Written task:
Among the lines below, count those with "leczenia". Give only the number.

Data entries:
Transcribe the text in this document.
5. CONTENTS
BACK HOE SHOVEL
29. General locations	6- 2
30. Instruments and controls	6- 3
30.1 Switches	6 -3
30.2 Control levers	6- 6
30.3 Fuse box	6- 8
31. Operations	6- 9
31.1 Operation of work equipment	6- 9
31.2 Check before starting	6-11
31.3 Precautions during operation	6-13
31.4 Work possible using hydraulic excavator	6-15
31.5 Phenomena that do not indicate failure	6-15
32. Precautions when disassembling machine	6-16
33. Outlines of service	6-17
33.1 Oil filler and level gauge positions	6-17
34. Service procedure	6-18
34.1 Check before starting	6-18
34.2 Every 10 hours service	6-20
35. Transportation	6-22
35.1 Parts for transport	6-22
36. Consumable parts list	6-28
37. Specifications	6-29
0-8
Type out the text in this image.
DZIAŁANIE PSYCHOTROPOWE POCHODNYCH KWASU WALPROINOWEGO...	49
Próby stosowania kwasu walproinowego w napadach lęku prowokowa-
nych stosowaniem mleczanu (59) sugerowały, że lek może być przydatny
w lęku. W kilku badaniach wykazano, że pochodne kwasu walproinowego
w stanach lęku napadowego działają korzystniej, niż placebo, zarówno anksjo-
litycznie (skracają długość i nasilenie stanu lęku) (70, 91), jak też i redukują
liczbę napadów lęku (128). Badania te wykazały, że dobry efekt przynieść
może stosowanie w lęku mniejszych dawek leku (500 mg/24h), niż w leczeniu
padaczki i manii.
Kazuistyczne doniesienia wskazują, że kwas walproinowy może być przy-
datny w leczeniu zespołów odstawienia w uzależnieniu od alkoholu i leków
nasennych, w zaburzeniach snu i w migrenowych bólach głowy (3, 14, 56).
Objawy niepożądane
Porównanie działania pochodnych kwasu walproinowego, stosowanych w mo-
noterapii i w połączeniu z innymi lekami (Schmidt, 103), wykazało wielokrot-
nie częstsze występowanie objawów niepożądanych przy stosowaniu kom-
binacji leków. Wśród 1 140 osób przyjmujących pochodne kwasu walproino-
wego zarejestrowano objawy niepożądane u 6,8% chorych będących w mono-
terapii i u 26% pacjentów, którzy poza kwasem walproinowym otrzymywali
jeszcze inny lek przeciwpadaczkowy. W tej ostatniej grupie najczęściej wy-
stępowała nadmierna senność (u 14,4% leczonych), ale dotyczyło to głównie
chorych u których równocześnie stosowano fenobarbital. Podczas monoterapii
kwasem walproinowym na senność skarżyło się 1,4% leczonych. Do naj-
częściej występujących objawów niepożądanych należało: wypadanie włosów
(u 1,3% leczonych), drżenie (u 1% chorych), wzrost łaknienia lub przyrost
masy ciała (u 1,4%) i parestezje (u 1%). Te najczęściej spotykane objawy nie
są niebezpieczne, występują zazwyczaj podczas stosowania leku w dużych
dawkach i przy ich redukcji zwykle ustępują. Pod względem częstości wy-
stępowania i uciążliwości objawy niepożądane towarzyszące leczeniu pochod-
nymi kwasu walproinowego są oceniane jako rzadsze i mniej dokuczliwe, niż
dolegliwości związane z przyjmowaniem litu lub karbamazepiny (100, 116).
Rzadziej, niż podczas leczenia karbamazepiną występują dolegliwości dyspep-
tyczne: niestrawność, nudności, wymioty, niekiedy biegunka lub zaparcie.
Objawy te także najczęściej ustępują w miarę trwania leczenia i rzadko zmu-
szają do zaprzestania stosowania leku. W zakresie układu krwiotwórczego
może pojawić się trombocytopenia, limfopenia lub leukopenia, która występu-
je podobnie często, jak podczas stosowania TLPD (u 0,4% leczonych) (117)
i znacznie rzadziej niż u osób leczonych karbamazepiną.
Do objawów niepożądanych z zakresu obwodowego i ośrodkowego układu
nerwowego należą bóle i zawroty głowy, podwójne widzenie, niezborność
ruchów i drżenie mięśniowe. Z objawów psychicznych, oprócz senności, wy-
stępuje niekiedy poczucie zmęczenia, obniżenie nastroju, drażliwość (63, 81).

Result:
2